*Task to complete*
Gather every line that includes the word "many", please.

<<<<

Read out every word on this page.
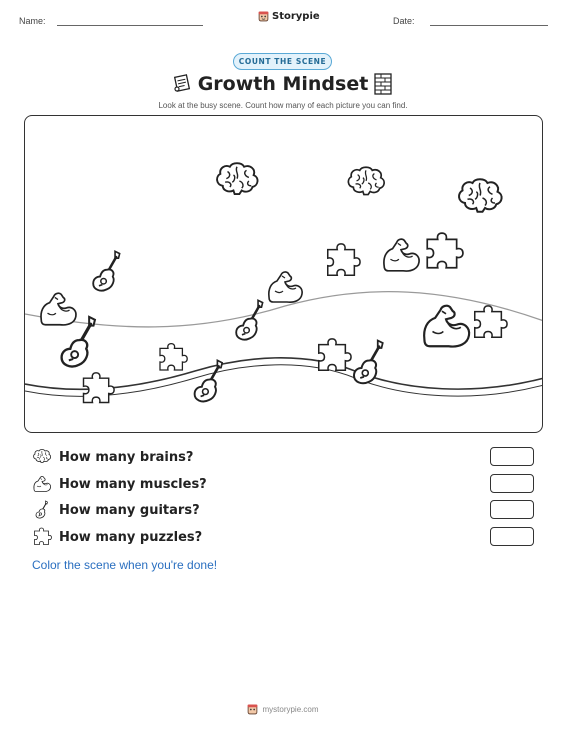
Name:	Storypie	Date:
COUNT THE SCENE
Growth Mindset
Look at the busy scene. Count how many of each picture you can find.
How many brains?
How many muscles?
How many guitars?
How many puzzles?
Color the scene when you're done!
mystorypie.com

>>>>

*Response*
Look at the busy scene. Count how many of each picture you can find.
How many brains?
How many muscles?
How many guitars?
How many puzzles?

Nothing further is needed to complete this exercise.